======== DOCUMENT EXTRACT ========
Thanks guys.
Let me go on, I've got a ways to go to get current with this.

I told you how easy it was to load the car onto the trailer, unfortunately, it wasn't anywhere near that easy to unload. Let me give you a quick lay out of my place. I live at the last house on the end of our street. My property is zoned business and I run my one man welding shop out of the 2 car garage. The garage sits to the west of the house, the front of the garage is 10' behind the house. There is a 16' wide driveway from the garage to the street. West of the driveway is an empty lot that belongs to me. The lot is at the end of the block lined with a side street that dead ends at the back of my property. The property is pretty flat from the street to the front of the garage. Then it drops 8' in elevation from the front of the garage to the back of the garage. There is a 20' plateau before the elevation drops another 8' to the fence at the back of my property. Behind the fence, the elevation drops another 15' to a set of railroad tracks.

Because I use my garage to make a living, I must keep it mostly open, with easy access to it. That means any long term project has to sit in the grass along the west side of the drive, but in front of the garage.
The biggest piece of equipment I have here is a cherry picker, and it doesn't work very well in the grass. The car is on a borrowed trailer, so I have to get it off. The next problem is once its off the trailer, I won't be able to move it easily. The bed of the trailer is diamond plate steel, so the car can slide on the trailer with a little force, but there is a step to hook ramps to that would prevent the car from sliding off the trailer completely. To complicate matters worse, most of the time I'm working alone. My plan was to back the Dakota to a right angle to the drive, put my cherry picker in line with the drive, and chain it to the Dakota. Then I backed the trailer up to the cherry picker and unchained the car from the trailer. I hooked the cherry picker to the car frame and lifted the front about 3" off the trailer deck. Then I drove the trailer forward as the car slid on the trailer bed until only the front drums were still on the trailer. Jacked the cherry picker up another 12"-15" then put a pair of jack stands under the front frame, as high as I could go. I went back and lowered the picker until it wedged the front drums off the trailer bed. I removed the trailer and raised the picker up and set another pair of jack stands under the rear frame. With the car sitting solidly on 4 jack stands, the cherry picker was unchained from the Dakota and move it. Then the cherry picker was dug out of the grass and put back in the garage.

After several days of cleanup and all the measurements taken, covered earlier, The plan was made. For the record, everything done with the Dakota took place on the lot side of the driveway, side of the coupe. With the Dakota cut down to a frame, drive train and firewall and floor pan, it was moved onto the lot, out of the way.
========
▶ [WORK INSTRUCTION A] In the post, what does the writer run out of the 2 car garage?
▶ [WORK INSTRUCTION B] Repeat the part of the post that opens with the words containing "Because I use" and closes with "in front of the garage.".
The lines that come next are not needed.
======== RECORDED INFORMATION ========
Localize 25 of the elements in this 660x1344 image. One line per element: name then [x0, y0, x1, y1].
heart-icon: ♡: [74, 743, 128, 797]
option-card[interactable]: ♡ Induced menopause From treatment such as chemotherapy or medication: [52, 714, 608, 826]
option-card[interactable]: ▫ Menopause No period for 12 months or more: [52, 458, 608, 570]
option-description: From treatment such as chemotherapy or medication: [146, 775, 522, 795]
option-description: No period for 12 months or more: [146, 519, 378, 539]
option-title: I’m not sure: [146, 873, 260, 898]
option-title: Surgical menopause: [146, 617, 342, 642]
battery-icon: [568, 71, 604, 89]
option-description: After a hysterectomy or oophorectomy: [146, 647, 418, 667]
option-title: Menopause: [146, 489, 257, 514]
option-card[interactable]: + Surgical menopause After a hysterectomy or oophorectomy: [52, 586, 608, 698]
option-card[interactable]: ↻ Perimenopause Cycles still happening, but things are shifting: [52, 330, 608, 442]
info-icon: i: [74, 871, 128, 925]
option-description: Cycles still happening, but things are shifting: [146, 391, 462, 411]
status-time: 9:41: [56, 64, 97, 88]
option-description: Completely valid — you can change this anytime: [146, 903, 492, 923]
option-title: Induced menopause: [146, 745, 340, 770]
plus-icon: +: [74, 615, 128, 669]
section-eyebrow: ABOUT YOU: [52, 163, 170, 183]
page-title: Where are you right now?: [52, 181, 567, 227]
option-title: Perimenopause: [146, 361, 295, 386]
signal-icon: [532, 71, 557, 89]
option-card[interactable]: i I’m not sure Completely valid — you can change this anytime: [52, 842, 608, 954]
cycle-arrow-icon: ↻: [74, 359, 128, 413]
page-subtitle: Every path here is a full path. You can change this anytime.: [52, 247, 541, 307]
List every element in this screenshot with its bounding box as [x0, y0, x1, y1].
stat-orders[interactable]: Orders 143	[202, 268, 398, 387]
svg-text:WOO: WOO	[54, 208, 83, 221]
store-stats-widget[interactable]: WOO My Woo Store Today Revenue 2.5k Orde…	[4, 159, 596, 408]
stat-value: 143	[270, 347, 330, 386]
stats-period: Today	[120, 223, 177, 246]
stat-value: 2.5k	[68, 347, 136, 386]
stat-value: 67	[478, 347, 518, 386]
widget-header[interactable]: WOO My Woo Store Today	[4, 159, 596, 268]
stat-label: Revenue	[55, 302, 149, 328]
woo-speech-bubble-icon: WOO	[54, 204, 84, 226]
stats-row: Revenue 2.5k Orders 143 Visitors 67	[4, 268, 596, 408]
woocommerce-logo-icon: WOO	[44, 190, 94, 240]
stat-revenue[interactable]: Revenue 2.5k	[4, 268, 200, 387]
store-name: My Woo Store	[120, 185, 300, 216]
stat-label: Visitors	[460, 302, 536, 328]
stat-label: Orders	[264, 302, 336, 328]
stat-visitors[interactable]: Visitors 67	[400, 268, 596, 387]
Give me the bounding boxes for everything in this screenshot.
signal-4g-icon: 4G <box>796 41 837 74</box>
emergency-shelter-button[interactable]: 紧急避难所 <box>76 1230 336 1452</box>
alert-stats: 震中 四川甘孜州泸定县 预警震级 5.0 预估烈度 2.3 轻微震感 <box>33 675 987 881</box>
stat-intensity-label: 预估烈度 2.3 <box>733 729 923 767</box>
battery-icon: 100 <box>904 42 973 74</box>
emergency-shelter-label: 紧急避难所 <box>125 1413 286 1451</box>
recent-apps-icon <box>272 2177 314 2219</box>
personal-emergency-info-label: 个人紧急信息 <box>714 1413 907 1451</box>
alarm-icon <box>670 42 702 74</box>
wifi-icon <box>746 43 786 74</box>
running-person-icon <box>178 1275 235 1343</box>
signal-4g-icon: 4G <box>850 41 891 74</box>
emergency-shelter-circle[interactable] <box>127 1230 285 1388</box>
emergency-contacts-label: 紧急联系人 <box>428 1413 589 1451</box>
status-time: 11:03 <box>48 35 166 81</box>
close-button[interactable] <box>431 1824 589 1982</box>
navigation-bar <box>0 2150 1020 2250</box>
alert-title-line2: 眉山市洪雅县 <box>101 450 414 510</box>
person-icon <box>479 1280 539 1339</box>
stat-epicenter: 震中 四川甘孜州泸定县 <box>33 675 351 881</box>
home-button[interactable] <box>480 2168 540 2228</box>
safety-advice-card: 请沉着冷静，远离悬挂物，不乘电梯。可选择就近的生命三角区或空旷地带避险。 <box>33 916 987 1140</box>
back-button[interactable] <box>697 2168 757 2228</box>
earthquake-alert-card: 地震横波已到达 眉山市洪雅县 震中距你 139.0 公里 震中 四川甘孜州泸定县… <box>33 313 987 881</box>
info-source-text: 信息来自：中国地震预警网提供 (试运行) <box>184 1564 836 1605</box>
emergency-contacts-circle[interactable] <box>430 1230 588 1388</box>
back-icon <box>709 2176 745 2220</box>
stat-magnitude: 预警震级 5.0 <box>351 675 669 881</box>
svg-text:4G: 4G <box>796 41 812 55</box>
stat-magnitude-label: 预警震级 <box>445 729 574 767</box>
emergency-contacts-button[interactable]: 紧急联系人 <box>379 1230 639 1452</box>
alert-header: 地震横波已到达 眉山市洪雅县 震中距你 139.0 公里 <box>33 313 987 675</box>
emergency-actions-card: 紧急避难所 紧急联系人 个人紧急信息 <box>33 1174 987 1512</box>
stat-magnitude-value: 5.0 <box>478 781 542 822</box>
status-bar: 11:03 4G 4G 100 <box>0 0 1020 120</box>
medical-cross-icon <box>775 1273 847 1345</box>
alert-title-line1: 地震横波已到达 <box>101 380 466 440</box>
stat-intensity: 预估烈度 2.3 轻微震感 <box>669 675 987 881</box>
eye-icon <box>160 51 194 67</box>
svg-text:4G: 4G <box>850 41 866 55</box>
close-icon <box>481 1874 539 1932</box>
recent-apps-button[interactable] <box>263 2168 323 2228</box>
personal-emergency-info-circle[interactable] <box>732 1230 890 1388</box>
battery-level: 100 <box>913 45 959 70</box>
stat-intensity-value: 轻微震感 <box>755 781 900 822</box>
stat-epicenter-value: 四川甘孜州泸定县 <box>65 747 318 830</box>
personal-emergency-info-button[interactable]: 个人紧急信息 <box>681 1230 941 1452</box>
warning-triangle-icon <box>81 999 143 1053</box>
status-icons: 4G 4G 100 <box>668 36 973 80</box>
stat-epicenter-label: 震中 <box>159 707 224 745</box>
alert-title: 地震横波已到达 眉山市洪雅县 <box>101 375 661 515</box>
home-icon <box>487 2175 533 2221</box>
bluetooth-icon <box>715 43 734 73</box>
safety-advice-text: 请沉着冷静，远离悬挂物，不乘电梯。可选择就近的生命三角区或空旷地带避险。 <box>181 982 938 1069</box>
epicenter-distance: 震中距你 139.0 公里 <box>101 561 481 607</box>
========
▶ [EXERCISE OUTPUT A] A one man welding shop.

▶ [EXERCISE OUTPUT B]
Because I use my garage to make a living, I must keep it mostly open, with easy access to it. That means any long term project has to sit in the grass along the west side of the drive, but in front of the garage.